• **DATASET CONTENT**:
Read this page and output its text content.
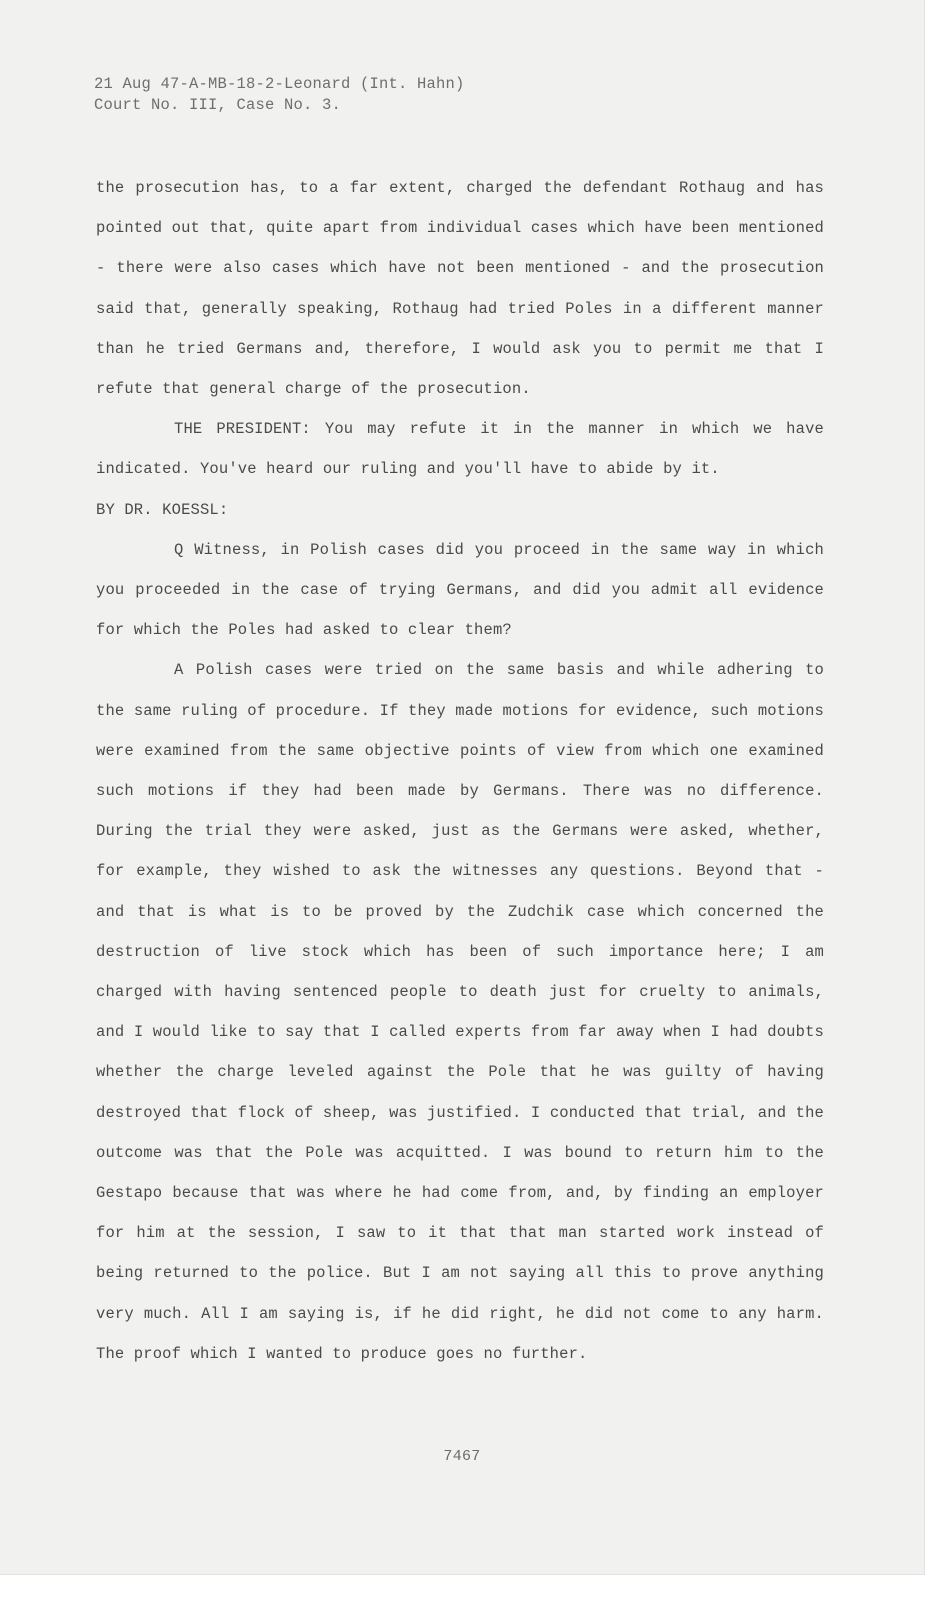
21 Aug 47-A-MB-18-2-Leonard (Int. Hahn)
Court No. III, Case No. 3.

the prosecution has, to a far extent, charged the defendant Rothaug and has pointed out that, quite apart from individual cases which have been mentioned - there were also cases which have not been mentioned - and the prosecution said that, generally speaking, Rothaug had tried Poles in a different manner than he tried Germans and, therefore, I would ask you to permit me that I refute that general charge of the prosecution.

THE PRESIDENT: You may refute it in the manner in which we have indicated. You've heard our ruling and you'll have to abide by it.

BY DR. KOESSL:

Q Witness, in Polish cases did you proceed in the same way in which you proceeded in the case of trying Germans, and did you admit all evidence for which the Poles had asked to clear them?

A Polish cases were tried on the same basis and while adhering to the same ruling of procedure. If they made motions for evidence, such motions were examined from the same objective points of view from which one examined such motions if they had been made by Germans. There was no difference. During the trial they were asked, just as the Germans were asked, whether, for example, they wished to ask the witnesses any questions. Beyond that - and that is what is to be proved by the Zudchik case which concerned the destruction of live stock which has been of such importance here; I am charged with having sentenced people to death just for cruelty to animals, and I would like to say that I called experts from far away when I had doubts whether the charge leveled against the Pole that he was guilty of having destroyed that flock of sheep, was justified. I conducted that trial, and the outcome was that the Pole was acquitted. I was bound to return him to the Gestapo because that was where he had come from, and, by finding an employer for him at the session, I saw to it that that man started work instead of being returned to the police. But I am not saying all this to prove anything very much. All I am saying is, if he did right, he did not come to any harm. The proof which I wanted to produce goes no further.

7467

• **SHORT TASK**: Pictures in the data above should not be copied; transcribe everything else exactly.

• **OUTPUT FOR THIS TASK**:
Read this page and output its text content.
21 Aug 47-A-MB-18-2-Leonard (Int. Hahn)
Court No. III, Case No. 3.

the prosecution has, to a far extent, charged the defendant Rothaug and has pointed out that, quite apart from individual cases which have been mentioned - there were also cases which have not been mentioned - and the prosecution said that, generally speaking, Rothaug had tried Poles in a different manner than he tried Germans and, therefore, I would ask you to permit me that I refute that general charge of the prosecution.

THE PRESIDENT: You may refute it in the manner in which we have indicated. You've heard our ruling and you'll have to abide by it.

BY DR. KOESSL:

Q Witness, in Polish cases did you proceed in the same way in which you proceeded in the case of trying Germans, and did you admit all evidence for which the Poles had asked to clear them?

A Polish cases were tried on the same basis and while adhering to the same ruling of procedure. If they made motions for evidence, such motions were examined from the same objective points of view from which one examined such motions if they had been made by Germans. There was no difference. During the trial they were asked, just as the Germans were asked, whether, for example, they wished to ask the witnesses any questions. Beyond that - and that is what is to be proved by the Zudchik case which concerned the destruction of live stock which has been of such importance here; I am charged with having sentenced people to death just for cruelty to animals, and I would like to say that I called experts from far away when I had doubts whether the charge leveled against the Pole that he was guilty of having destroyed that flock of sheep, was justified. I conducted that trial, and the outcome was that the Pole was acquitted. I was bound to return him to the Gestapo because that was where he had come from, and, by finding an employer for him at the session, I saw to it that that man started work instead of being returned to the police. But I am not saying all this to prove anything very much. All I am saying is, if he did right, he did not come to any harm. The proof which I wanted to produce goes no further.

7467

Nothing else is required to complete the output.